> [AIM] Every line holding the string "ylabel" should be gathered.
begin PROVIDED DATA
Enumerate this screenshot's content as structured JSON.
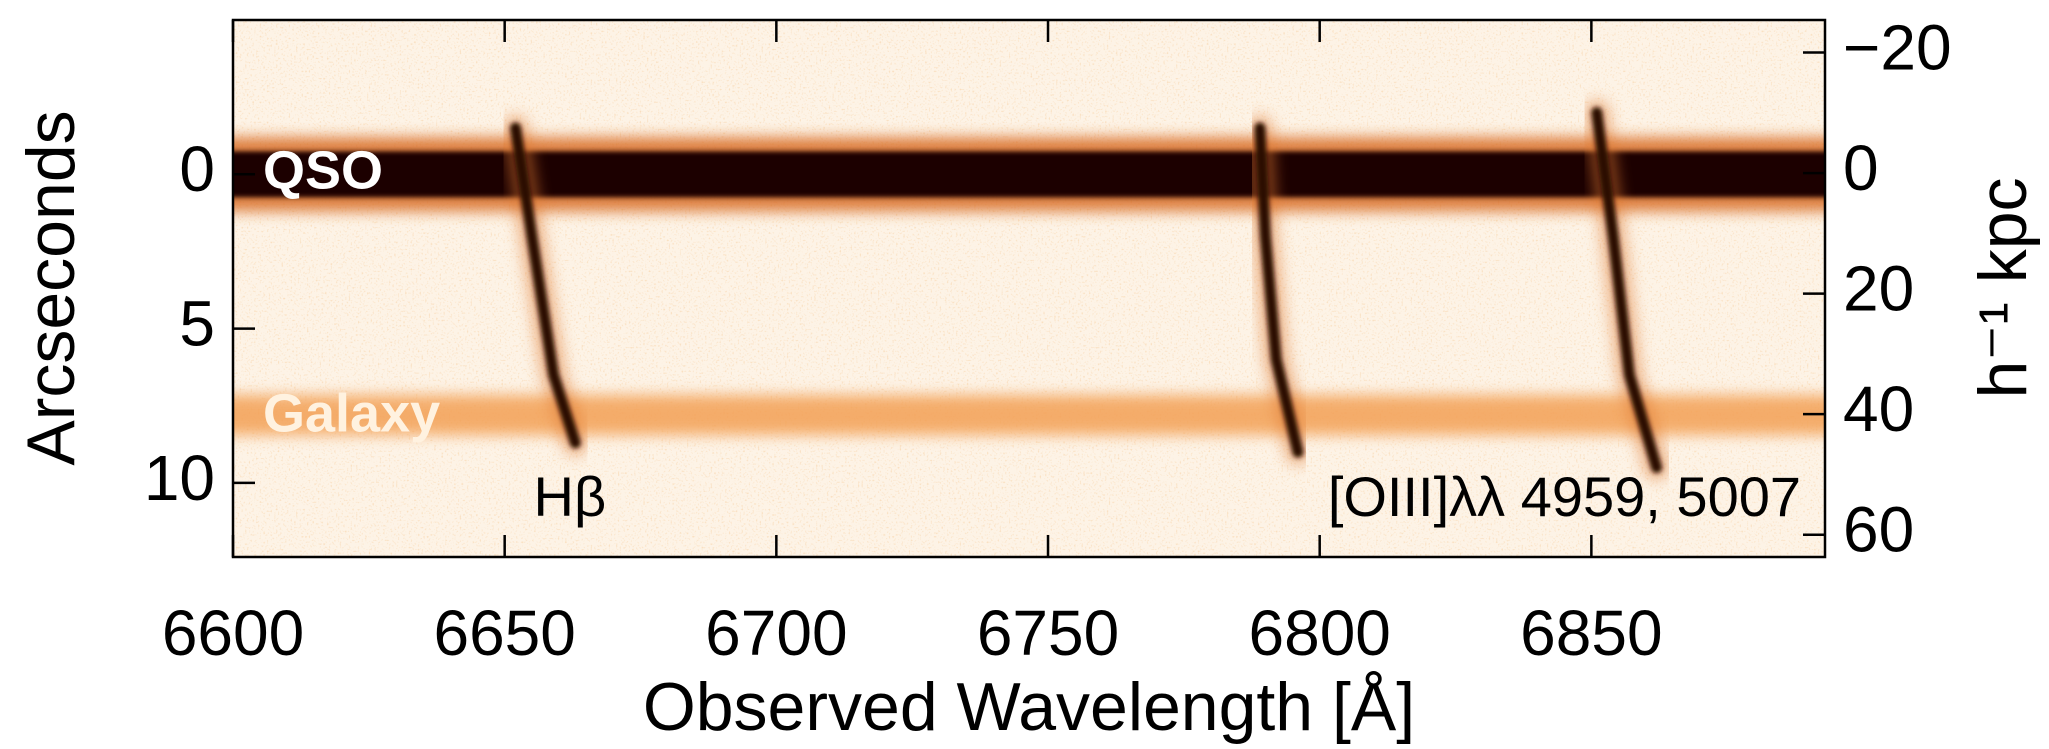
{
  "chart_data": {
    "type": "spectrum2d",
    "xlabel": "Observed Wavelength [Å]",
    "ylabel": "Arcseconds",
    "y2label": "h⁻¹ kpc",
    "xlim": [
      6600,
      6893
    ],
    "ylim": [
      -5,
      12.4
    ],
    "y_inverted": true,
    "y2lim": [
      -25.4,
      63.7
    ],
    "xticks": [
      6600,
      6650,
      6700,
      6750,
      6800,
      6850
    ],
    "yticks": [
      0,
      5,
      10
    ],
    "y2ticks": [
      {
        "value": -20,
        "label": "−20"
      },
      0,
      20,
      40,
      60
    ],
    "background": "#fdf3e6",
    "traces": [
      {
        "name": "QSO",
        "y": 0,
        "color": "#1a0600"
      },
      {
        "name": "Galaxy",
        "y": 7.8,
        "color": "#f3a055"
      }
    ],
    "lines": [
      {
        "x": [
          6652,
          6655,
          6659,
          6663
        ],
        "y": [
          -1.5,
          2,
          6.5,
          8.7
        ]
      },
      {
        "x": [
          6789,
          6790,
          6792,
          6796
        ],
        "y": [
          -1.5,
          2,
          6,
          9
        ]
      },
      {
        "x": [
          6851,
          6854,
          6857,
          6862
        ],
        "y": [
          -2,
          2,
          6.5,
          9.5
        ]
      }
    ],
    "line_color": "#2a0a00",
    "annotations": [
      "Hβ",
      "[OIII]λλ 4959, 5007"
    ]
  }
}
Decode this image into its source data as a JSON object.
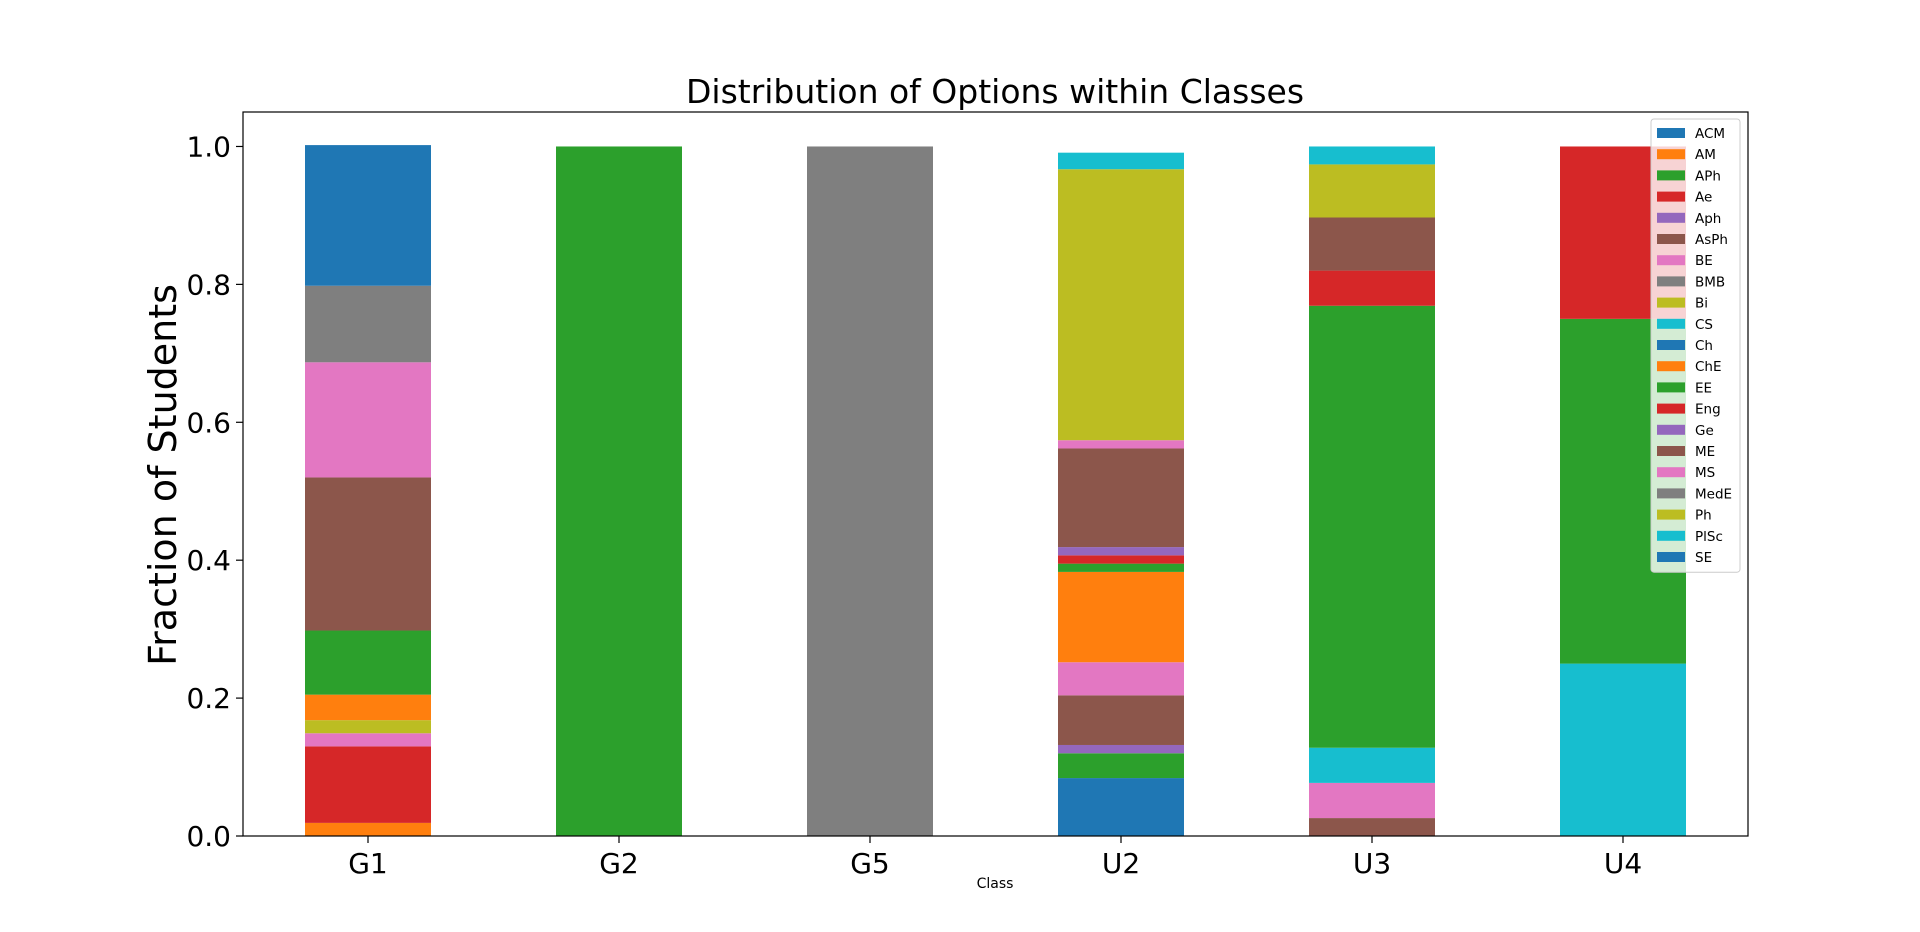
{
  "chart_data": {
    "type": "bar",
    "stacked": true,
    "title": "Distribution of Options within Classes",
    "xlabel": "Class",
    "ylabel": "Fraction of Students",
    "ylim": [
      0,
      1.05
    ],
    "yticks": [
      "0.0",
      "0.2",
      "0.4",
      "0.6",
      "0.8",
      "1.0"
    ],
    "grid": false,
    "legend_position": "top-right",
    "categories": [
      "G1",
      "G2",
      "G5",
      "U2",
      "U3",
      "U4"
    ],
    "series": [
      {
        "name": "ACM",
        "color": "#1f77b4",
        "values": [
          0.0,
          0,
          0,
          0.0,
          0.0,
          0
        ]
      },
      {
        "name": "AM",
        "color": "#ff7f0e",
        "values": [
          0.019,
          0,
          0,
          0.0,
          0.0,
          0
        ]
      },
      {
        "name": "APh",
        "color": "#2ca02c",
        "values": [
          0.0,
          0,
          0,
          0.0,
          0.0,
          0
        ]
      },
      {
        "name": "Ae",
        "color": "#d62728",
        "values": [
          0.111,
          0,
          0,
          0.0,
          0.0,
          0
        ]
      },
      {
        "name": "Aph",
        "color": "#9467bd",
        "values": [
          0.0,
          0,
          0,
          0.0,
          0.0,
          0
        ]
      },
      {
        "name": "AsPh",
        "color": "#8c564b",
        "values": [
          0.0,
          0,
          0,
          0.0,
          0.026,
          0
        ]
      },
      {
        "name": "BE",
        "color": "#e377c2",
        "values": [
          0.019,
          0,
          0,
          0.0,
          0.051,
          0
        ]
      },
      {
        "name": "BMB",
        "color": "#7f7f7f",
        "values": [
          0.0,
          0,
          0,
          0.0,
          0.0,
          0
        ]
      },
      {
        "name": "Bi",
        "color": "#bcbd22",
        "values": [
          0.019,
          0,
          0,
          0.0,
          0.0,
          0
        ]
      },
      {
        "name": "CS",
        "color": "#17becf",
        "values": [
          0.0,
          0,
          0,
          0.0,
          0.051,
          0.25
        ]
      },
      {
        "name": "Ch",
        "color": "#1f77b4",
        "values": [
          0.0,
          0,
          0,
          0.084,
          0.0,
          0
        ]
      },
      {
        "name": "ChE",
        "color": "#ff7f0e",
        "values": [
          0.037,
          0,
          0,
          0.0,
          0.0,
          0
        ]
      },
      {
        "name": "EE",
        "color": "#2ca02c",
        "values": [
          0.093,
          1,
          0,
          0.036,
          0.641,
          0.5
        ]
      },
      {
        "name": "Eng",
        "color": "#d62728",
        "values": [
          0.0,
          0,
          0,
          0.0,
          0.0,
          0
        ]
      },
      {
        "name": "Ge",
        "color": "#9467bd",
        "values": [
          0.0,
          0,
          0,
          0.012,
          0.0,
          0
        ]
      },
      {
        "name": "ME",
        "color": "#8c564b",
        "values": [
          0.222,
          0,
          0,
          0.072,
          0.0,
          0
        ]
      },
      {
        "name": "MS",
        "color": "#e377c2",
        "values": [
          0.167,
          0,
          0,
          0.048,
          0.0,
          0
        ]
      },
      {
        "name": "MedE",
        "color": "#7f7f7f",
        "values": [
          0.111,
          0,
          1,
          0.0,
          0.0,
          0
        ]
      },
      {
        "name": "Ph",
        "color": "#bcbd22",
        "values": [
          0.0,
          0,
          0,
          0.0,
          0.0,
          0
        ]
      },
      {
        "name": "PlSc",
        "color": "#17becf",
        "values": [
          0.0,
          0,
          0,
          0.0,
          0.0,
          0
        ]
      },
      {
        "name": "SE",
        "color": "#1f77b4",
        "values": [
          0.204,
          0,
          0,
          0.0,
          0.0,
          0
        ]
      },
      {
        "name": "ChE",
        "color": "#ff7f0e",
        "values": [
          0.0,
          0,
          0,
          0.131,
          0.0,
          0
        ]
      },
      {
        "name": "EE",
        "color": "#2ca02c",
        "values": [
          0.0,
          0,
          0,
          0.012,
          0.0,
          0
        ]
      },
      {
        "name": "Eng",
        "color": "#d62728",
        "values": [
          0.0,
          0,
          0,
          0.012,
          0.051,
          0.25
        ]
      },
      {
        "name": "Ge",
        "color": "#9467bd",
        "values": [
          0.0,
          0,
          0,
          0.012,
          0.0,
          0
        ]
      },
      {
        "name": "ME",
        "color": "#8c564b",
        "values": [
          0.0,
          0,
          0,
          0.143,
          0.077,
          0
        ]
      },
      {
        "name": "MS",
        "color": "#e377c2",
        "values": [
          0.0,
          0,
          0,
          0.012,
          0.0,
          0
        ]
      },
      {
        "name": "Ph",
        "color": "#bcbd22",
        "values": [
          0.0,
          0,
          0,
          0.393,
          0.077,
          0
        ]
      },
      {
        "name": "PlSc",
        "color": "#17becf",
        "values": [
          0.0,
          0,
          0,
          0.024,
          0.026,
          0
        ]
      }
    ],
    "legend": [
      {
        "name": "ACM",
        "color": "#1f77b4"
      },
      {
        "name": "AM",
        "color": "#ff7f0e"
      },
      {
        "name": "APh",
        "color": "#2ca02c"
      },
      {
        "name": "Ae",
        "color": "#d62728"
      },
      {
        "name": "Aph",
        "color": "#9467bd"
      },
      {
        "name": "AsPh",
        "color": "#8c564b"
      },
      {
        "name": "BE",
        "color": "#e377c2"
      },
      {
        "name": "BMB",
        "color": "#7f7f7f"
      },
      {
        "name": "Bi",
        "color": "#bcbd22"
      },
      {
        "name": "CS",
        "color": "#17becf"
      },
      {
        "name": "Ch",
        "color": "#1f77b4"
      },
      {
        "name": "ChE",
        "color": "#ff7f0e"
      },
      {
        "name": "EE",
        "color": "#2ca02c"
      },
      {
        "name": "Eng",
        "color": "#d62728"
      },
      {
        "name": "Ge",
        "color": "#9467bd"
      },
      {
        "name": "ME",
        "color": "#8c564b"
      },
      {
        "name": "MS",
        "color": "#e377c2"
      },
      {
        "name": "MedE",
        "color": "#7f7f7f"
      },
      {
        "name": "Ph",
        "color": "#bcbd22"
      },
      {
        "name": "PlSc",
        "color": "#17becf"
      },
      {
        "name": "SE",
        "color": "#1f77b4"
      }
    ]
  }
}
end PROVIDED DATA
> [RESULT OF THE TASK]
    "ylabel": "Arcseconds",
    "ylabel": "Fraction of Students",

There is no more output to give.